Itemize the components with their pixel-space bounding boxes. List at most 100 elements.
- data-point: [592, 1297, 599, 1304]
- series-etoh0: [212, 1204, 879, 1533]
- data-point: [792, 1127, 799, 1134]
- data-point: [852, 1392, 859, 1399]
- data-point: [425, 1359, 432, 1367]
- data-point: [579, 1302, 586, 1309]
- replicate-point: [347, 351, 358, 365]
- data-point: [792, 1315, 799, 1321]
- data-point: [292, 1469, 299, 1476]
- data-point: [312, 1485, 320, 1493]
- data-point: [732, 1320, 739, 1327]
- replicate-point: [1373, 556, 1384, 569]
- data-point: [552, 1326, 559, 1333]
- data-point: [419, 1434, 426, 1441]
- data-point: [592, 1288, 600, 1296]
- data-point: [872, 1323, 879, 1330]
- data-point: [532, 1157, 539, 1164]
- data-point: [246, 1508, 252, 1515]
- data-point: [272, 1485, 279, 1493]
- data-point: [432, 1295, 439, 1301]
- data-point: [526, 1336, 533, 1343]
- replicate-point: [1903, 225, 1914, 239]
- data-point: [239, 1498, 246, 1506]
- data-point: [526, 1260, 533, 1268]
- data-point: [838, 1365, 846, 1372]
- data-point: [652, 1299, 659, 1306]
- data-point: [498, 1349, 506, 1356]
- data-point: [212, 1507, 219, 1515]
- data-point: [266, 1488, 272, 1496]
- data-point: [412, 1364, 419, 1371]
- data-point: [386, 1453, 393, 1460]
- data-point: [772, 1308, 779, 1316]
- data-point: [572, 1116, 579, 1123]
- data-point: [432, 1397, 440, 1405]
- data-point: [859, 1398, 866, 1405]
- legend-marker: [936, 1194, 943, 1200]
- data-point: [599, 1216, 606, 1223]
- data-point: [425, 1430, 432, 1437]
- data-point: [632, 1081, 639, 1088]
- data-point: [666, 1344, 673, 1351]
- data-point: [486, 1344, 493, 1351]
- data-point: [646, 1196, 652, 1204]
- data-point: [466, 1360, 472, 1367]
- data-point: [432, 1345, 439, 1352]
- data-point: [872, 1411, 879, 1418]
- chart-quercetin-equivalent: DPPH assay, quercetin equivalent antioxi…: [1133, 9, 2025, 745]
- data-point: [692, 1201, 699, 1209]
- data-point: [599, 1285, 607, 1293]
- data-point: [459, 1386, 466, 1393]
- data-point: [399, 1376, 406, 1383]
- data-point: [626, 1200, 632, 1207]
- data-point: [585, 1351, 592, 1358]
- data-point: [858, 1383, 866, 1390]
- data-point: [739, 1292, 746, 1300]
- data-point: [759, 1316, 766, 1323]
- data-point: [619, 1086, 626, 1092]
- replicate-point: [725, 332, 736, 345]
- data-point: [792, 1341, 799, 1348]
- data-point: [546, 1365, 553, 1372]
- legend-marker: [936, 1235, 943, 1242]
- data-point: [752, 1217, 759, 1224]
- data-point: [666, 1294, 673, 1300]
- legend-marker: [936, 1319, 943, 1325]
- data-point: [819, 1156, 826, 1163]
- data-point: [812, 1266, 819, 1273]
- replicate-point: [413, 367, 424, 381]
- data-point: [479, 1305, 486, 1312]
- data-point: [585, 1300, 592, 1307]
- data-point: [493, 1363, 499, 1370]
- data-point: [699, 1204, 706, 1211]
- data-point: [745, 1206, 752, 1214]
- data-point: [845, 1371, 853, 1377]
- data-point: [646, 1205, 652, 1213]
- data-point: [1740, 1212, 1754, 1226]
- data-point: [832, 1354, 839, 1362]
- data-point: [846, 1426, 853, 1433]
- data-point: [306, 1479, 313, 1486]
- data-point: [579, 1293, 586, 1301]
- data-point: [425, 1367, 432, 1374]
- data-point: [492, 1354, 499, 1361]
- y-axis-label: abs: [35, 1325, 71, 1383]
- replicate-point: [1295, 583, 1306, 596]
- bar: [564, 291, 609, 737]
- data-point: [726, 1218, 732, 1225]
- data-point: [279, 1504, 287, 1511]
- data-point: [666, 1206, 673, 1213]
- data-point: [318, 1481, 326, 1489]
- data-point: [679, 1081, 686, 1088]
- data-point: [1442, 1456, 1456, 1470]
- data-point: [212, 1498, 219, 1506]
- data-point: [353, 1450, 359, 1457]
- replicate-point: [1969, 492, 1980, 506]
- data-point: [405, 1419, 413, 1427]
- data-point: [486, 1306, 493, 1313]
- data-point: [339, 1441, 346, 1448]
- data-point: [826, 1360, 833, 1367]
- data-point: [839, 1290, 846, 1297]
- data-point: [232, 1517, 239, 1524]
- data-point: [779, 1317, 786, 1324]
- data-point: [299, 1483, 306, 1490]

ACTIVITY
Pull out every line holding "legend" from the records above, and copy it.

PROBLEM SOLUTION
- legend-marker: [936, 1194, 943, 1200]
- legend-marker: [936, 1235, 943, 1242]
- legend-marker: [936, 1319, 943, 1325]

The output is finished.